* Task statement: Report each line of the data that includes the word "заполняется".
<<<<
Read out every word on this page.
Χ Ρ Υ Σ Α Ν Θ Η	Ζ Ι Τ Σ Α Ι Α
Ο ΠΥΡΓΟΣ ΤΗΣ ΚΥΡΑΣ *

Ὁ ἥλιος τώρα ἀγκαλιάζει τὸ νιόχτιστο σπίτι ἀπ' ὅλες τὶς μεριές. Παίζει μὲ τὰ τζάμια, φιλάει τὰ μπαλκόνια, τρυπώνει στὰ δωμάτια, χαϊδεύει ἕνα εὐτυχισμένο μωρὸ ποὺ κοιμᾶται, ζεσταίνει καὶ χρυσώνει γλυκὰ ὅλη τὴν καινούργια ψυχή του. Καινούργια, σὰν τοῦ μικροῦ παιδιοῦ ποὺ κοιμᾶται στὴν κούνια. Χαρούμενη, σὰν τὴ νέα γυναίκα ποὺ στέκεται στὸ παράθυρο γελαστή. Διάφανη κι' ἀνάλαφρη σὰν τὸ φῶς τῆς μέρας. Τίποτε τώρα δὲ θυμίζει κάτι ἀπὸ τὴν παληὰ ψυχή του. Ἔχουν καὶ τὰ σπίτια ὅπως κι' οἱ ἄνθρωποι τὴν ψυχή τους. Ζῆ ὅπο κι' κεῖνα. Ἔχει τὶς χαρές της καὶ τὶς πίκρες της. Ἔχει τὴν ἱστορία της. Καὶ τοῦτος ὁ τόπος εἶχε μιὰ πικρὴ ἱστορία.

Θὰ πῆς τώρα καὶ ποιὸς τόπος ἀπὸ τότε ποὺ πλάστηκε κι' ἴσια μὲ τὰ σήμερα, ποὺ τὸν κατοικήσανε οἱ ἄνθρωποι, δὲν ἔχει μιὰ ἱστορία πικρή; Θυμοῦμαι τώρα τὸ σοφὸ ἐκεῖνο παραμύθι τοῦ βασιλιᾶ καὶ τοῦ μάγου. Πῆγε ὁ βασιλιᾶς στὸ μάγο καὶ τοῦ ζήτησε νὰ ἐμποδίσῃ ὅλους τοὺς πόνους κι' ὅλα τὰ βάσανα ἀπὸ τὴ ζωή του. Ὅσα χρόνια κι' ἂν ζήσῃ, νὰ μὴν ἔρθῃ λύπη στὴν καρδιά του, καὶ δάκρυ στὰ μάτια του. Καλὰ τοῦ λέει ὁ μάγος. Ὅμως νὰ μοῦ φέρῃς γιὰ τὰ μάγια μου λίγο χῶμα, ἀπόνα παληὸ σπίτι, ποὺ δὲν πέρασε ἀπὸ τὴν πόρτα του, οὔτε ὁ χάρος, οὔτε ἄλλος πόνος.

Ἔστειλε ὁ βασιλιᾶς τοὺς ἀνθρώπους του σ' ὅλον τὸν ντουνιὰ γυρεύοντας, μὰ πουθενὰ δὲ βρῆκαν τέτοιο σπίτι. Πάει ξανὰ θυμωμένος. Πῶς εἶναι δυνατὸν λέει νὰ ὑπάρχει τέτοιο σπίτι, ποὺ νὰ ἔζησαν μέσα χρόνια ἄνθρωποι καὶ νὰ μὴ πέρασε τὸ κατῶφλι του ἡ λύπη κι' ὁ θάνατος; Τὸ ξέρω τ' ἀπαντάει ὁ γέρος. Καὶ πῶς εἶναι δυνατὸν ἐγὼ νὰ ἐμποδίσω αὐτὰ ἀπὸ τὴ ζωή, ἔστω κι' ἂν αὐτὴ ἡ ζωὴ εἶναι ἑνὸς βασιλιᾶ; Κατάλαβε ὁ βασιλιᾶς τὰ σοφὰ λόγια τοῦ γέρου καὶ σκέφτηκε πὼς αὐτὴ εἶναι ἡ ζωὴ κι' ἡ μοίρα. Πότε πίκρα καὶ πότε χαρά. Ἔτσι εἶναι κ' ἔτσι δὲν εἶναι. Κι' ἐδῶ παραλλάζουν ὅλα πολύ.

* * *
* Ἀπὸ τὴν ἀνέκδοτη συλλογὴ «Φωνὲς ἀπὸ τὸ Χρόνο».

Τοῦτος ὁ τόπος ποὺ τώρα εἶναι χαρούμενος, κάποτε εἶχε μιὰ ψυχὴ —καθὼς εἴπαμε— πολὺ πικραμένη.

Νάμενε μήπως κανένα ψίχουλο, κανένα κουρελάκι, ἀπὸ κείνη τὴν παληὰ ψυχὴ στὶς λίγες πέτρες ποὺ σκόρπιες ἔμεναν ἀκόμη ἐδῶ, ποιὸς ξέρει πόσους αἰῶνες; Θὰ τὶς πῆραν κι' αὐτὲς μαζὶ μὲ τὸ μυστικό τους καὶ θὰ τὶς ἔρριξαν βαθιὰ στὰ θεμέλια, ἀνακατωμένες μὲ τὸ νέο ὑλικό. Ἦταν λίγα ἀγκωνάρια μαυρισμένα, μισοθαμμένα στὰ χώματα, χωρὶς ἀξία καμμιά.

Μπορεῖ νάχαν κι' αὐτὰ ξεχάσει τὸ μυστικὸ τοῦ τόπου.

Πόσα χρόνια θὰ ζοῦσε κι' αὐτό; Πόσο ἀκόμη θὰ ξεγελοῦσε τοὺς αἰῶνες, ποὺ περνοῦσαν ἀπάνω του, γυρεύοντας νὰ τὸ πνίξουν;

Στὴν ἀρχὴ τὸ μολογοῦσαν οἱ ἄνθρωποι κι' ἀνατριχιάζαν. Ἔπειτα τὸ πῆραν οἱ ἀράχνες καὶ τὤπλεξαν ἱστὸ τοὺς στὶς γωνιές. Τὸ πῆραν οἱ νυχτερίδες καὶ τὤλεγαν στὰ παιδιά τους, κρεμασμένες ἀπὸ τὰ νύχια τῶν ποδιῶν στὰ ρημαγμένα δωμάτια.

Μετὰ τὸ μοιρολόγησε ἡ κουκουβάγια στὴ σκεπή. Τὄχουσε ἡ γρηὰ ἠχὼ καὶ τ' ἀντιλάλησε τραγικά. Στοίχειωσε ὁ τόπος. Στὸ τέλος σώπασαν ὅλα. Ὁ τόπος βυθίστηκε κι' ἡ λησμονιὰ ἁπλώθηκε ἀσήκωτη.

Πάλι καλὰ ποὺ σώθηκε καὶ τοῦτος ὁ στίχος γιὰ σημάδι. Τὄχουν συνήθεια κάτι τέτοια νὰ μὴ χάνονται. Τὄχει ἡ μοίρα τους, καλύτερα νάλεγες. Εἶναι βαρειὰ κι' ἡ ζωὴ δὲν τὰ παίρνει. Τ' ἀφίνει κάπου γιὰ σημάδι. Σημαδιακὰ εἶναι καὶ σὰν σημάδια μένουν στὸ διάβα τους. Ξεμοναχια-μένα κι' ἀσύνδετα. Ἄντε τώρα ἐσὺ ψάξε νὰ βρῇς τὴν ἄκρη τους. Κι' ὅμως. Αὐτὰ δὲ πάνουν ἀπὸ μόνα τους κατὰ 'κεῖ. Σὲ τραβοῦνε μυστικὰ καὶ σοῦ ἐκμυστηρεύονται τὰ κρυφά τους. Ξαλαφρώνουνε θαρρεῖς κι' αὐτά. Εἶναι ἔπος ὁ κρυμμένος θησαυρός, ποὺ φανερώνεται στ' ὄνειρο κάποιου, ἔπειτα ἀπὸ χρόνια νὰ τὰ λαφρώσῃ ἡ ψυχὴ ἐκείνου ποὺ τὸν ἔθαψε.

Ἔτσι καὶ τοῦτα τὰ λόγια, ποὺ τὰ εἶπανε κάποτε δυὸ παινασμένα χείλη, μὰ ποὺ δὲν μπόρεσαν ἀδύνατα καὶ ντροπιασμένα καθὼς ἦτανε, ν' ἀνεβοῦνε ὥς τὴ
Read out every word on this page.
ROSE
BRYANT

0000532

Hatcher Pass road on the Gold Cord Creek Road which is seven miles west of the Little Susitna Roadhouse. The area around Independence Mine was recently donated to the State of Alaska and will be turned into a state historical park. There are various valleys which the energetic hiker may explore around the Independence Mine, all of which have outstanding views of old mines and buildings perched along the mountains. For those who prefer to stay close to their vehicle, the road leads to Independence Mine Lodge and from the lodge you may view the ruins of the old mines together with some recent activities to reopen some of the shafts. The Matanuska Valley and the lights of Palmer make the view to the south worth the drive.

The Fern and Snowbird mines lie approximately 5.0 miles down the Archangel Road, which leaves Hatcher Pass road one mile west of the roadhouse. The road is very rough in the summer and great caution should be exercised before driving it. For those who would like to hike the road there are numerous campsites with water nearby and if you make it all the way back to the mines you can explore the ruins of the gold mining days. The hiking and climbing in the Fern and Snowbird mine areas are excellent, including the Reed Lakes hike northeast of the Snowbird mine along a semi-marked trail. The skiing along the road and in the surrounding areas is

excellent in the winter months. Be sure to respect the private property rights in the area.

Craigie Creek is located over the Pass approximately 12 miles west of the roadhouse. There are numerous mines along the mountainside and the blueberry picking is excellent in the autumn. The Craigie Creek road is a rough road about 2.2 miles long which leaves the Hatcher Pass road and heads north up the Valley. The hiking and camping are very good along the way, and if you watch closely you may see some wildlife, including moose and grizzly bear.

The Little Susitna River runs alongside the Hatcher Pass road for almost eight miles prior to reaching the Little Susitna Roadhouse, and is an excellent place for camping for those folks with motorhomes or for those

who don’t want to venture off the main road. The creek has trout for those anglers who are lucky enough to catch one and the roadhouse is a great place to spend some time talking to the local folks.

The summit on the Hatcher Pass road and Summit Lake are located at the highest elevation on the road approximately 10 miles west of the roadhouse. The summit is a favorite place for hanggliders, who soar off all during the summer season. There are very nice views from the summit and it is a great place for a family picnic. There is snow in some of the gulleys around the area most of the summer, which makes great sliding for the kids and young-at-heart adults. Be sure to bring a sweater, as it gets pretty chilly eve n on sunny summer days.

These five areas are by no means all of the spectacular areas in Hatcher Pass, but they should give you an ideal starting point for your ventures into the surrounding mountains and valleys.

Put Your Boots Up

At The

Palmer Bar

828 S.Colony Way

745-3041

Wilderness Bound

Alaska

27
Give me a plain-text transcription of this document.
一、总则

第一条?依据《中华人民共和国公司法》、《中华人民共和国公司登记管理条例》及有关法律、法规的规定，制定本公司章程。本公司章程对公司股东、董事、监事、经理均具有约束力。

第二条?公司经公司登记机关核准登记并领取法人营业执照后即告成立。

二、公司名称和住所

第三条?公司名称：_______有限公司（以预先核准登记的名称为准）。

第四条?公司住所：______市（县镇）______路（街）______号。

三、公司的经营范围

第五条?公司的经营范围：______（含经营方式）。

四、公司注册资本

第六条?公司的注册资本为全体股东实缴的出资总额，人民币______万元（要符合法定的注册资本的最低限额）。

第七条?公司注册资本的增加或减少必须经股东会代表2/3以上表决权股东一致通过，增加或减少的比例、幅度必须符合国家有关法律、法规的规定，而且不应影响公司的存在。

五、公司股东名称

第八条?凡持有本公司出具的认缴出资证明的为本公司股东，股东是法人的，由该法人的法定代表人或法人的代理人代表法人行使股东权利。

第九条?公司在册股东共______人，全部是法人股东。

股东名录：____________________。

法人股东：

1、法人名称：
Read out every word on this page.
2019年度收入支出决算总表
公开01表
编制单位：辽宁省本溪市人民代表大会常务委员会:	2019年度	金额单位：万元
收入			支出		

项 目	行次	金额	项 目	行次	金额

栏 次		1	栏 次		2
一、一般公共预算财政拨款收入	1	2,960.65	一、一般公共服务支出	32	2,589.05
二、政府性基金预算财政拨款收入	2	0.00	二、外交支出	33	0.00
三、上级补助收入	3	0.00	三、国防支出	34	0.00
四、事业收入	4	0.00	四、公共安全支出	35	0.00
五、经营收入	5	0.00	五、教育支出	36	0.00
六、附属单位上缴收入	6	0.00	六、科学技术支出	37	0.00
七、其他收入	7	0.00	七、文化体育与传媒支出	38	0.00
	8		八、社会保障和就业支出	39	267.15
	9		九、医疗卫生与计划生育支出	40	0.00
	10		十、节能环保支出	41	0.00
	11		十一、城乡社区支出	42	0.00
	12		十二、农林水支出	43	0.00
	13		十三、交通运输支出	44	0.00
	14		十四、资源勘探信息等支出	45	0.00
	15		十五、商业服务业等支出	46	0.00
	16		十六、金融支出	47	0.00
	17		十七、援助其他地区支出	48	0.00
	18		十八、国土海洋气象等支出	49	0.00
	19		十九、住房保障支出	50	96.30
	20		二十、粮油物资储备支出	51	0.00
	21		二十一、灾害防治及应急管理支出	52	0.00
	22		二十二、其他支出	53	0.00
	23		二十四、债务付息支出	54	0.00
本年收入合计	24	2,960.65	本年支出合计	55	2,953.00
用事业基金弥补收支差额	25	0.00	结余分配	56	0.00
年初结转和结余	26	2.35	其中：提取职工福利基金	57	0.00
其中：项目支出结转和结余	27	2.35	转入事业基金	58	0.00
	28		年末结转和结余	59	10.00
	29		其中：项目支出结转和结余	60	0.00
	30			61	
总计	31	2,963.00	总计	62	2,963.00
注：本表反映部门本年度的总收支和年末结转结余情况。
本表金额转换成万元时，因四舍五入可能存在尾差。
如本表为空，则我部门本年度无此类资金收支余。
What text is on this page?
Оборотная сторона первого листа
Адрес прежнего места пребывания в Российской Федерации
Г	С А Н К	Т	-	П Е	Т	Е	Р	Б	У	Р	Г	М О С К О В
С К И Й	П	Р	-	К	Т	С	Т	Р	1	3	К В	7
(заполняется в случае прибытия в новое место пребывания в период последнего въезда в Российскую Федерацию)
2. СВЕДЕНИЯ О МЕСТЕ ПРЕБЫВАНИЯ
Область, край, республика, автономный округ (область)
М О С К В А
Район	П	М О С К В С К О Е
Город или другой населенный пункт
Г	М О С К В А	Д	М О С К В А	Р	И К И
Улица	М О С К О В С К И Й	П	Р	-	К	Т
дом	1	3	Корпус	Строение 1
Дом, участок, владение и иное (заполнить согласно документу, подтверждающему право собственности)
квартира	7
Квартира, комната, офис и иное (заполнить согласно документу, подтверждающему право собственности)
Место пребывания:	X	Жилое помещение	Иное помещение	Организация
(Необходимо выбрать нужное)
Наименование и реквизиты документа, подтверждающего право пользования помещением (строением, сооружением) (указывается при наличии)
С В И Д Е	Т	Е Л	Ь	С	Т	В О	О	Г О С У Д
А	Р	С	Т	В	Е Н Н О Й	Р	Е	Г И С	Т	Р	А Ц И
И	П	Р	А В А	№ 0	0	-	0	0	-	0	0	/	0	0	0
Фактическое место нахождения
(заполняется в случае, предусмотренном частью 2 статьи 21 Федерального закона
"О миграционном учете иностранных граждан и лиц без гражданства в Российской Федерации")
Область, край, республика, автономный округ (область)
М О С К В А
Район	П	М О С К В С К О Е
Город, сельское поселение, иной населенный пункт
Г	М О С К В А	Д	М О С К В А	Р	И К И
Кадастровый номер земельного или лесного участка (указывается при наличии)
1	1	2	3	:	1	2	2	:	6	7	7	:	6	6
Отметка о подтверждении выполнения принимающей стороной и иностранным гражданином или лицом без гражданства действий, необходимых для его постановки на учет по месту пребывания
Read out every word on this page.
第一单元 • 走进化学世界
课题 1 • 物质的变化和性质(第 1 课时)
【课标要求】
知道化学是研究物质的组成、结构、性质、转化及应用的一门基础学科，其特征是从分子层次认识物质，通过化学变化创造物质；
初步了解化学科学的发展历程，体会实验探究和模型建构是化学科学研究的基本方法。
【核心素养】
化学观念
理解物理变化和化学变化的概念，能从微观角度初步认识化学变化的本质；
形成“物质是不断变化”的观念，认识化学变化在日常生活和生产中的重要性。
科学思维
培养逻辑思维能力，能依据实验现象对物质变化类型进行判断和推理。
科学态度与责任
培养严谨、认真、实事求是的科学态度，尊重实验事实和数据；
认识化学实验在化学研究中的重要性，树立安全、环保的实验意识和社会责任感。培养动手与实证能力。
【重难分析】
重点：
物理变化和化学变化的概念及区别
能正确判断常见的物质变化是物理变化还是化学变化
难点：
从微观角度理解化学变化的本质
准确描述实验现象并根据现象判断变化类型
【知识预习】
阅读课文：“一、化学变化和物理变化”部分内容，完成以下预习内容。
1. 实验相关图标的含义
>>>>
* Task result:
(заполняется в случае прибытия в новое место пребывания в период последнего въезда в Российскую Федерацию)
(заполняется в случае, предусмотренном частью 2 статьи 21 Федерального закона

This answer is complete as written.